• **Text under study**

Mutations in receptors

The primary cause of lung cancer is mutation in the genes coding numerous enzymes involve in cell cycle regulation and signalling pathways. The mutation in genes of subunits of receptors results in the alteration of signalling pathways [5]. The various studies have been going on to evaluate the synergistic effects genetic polymorphism in nicotine subunits coding genes in occurrence of lung cancer. A single nucleotide polymorphism (SNP) is an alteration in a single nucleotide present in the DNA sequence [11]. The prolonged or repeated exposure to a stimulus often results in decreased responsiveness of that receptor toward a stimulus, termed desensitization. PKA and PKC have been shown to phosphorylate the receptors resulting in desensitization [8]. It has been reported that, after prolonged receptor exposure to agonist, the agonist itself causes an agonist- induced conformational change in the receptor, resulting in desensitization. The long term desensitization of the receptors results in polymorphism of receptor subunits. This polymorphism increases the risk of lung cancer due to disruption in signalling pathways [12]. Polymorphism in genes of encoding α and β- subunits types of receptors effect on gene expression or protein functions. In lung cancer expression of α3, α5 and α7 is predominant. The variations in these receptors are strong candidate of risk factors for nicotine addiction and lung cancer [13]. Multiple genome-wide association studies (GWAS) have implicated the CHRNB4/A3/A5 locus in nicotine dependence and lung cancer [8,12,14].

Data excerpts
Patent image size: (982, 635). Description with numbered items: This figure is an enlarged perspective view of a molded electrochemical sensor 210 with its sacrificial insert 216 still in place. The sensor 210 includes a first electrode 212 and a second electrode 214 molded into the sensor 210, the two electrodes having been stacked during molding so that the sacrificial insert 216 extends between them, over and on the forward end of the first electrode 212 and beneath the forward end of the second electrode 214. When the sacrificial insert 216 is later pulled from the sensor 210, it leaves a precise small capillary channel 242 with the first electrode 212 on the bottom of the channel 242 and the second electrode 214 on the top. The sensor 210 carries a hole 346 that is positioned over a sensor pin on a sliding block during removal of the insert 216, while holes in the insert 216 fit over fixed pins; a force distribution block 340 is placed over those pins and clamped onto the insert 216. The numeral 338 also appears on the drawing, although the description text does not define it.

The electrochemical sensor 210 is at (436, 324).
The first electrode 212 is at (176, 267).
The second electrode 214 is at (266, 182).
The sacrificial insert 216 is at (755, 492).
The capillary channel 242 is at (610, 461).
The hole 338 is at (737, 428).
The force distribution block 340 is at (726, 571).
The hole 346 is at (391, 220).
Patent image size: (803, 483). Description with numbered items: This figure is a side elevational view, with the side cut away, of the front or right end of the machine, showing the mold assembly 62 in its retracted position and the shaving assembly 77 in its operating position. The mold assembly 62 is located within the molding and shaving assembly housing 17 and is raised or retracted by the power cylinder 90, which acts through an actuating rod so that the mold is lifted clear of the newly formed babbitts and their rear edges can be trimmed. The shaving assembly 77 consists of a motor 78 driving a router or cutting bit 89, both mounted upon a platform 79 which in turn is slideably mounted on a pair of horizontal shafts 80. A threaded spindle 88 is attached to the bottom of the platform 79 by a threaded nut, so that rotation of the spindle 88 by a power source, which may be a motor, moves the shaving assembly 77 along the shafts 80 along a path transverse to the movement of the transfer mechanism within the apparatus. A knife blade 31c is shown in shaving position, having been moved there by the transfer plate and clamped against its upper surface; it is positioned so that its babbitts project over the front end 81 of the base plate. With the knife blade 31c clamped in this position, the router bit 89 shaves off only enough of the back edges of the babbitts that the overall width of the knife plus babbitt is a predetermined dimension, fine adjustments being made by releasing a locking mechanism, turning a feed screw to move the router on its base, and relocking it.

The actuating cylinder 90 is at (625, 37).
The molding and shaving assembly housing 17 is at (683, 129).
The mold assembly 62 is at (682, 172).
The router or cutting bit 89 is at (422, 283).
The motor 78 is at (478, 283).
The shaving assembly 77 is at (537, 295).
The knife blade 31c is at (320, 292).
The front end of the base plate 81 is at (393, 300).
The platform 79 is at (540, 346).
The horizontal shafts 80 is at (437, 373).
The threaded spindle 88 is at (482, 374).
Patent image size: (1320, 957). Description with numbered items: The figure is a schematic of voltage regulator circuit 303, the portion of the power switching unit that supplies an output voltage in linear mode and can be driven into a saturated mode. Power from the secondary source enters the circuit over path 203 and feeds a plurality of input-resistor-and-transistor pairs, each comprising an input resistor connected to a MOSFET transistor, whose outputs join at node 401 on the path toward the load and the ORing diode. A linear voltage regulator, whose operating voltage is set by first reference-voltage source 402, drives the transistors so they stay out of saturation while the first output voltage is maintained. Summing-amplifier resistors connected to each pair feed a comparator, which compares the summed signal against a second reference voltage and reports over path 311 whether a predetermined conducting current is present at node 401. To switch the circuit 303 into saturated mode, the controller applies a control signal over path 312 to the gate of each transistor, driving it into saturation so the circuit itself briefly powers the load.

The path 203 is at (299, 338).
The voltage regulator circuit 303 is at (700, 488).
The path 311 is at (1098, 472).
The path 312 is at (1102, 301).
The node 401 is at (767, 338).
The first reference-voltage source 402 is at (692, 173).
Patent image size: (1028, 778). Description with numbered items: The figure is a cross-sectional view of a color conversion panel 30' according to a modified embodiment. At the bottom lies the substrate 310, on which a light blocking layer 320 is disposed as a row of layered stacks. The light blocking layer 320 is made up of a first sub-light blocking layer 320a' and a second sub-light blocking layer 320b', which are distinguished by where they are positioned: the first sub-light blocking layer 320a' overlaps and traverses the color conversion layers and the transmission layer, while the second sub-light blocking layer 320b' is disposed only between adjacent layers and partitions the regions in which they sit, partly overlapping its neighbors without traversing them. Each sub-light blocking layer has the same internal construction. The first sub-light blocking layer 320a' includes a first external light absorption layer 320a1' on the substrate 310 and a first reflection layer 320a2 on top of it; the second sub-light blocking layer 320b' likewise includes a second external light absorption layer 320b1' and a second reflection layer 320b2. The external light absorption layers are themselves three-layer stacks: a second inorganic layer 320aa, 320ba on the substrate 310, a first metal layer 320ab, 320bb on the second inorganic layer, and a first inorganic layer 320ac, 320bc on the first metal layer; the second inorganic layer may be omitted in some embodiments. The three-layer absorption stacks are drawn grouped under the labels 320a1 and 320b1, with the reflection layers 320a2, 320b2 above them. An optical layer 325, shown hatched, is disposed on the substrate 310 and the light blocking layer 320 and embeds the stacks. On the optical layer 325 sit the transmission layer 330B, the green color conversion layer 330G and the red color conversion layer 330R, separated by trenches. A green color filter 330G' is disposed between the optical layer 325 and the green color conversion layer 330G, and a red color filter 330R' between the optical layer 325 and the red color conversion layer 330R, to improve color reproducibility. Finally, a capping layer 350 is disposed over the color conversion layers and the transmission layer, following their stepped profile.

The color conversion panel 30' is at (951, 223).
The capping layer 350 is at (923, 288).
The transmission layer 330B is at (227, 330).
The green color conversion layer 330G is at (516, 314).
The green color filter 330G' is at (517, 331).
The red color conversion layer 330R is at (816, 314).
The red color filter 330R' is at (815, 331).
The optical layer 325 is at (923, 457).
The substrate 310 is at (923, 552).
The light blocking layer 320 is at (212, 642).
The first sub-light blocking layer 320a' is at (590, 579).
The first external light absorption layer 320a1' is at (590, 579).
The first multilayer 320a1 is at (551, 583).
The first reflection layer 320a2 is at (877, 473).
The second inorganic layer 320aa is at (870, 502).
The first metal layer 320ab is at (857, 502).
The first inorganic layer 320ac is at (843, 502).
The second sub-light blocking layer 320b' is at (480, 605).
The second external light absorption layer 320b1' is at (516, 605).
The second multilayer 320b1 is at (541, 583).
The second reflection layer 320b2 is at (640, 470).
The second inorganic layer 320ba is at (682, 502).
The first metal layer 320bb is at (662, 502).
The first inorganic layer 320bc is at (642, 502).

• **Exercise set**
(A) How would you render this sentence from the text on receptor mutations in Spanish: "A single nucleotide polymorphism (SNP) is an alteration in a single nucleotide present in the DNA sequence."
(B) Answer these questions from the text on receptor mutations:
(i) Which two kinases have been shown to phosphorylate the receptors, resulting in desensitization?
(ii) Expression of which subunits is predominant in lung cancer?
(iii) Which locus have multiple genome-wide association studies implicated in nicotine dependence and lung cancer?
(C) Does each statement agree with the text on receptor mutations? Give yes or no and quote the words that decide it.
(i) Long-term desensitization of the receptors results in polymorphism of receptor subunits.
(ii) Desensitization is the decreased responsiveness that follows a single brief exposure to a stimulus.
(iii) Polymorphism of receptor subunits reduces the risk of lung cancer.

• **Outputs for the tasks**
(A) Un polimorfismo de un solo nucleótido (SNP) es una alteración en un único nucleótido presente en la secuencia de ADN.

(B)
(i) PKA and PKC
(ii) α3, α5 and α7
(iii) The CHRNB4/A3/A5 locus

(C)
(i) Yes: "The long term desensitization of the receptors results in polymorphism of receptor subunits."
(ii) No: "The prolonged or repeated exposure to a stimulus often results in decreased responsiveness of that receptor toward a stimulus, termed desensitization."
(iii) No: "This polymorphism increases the risk of lung cancer due to disruption in signalling pathways"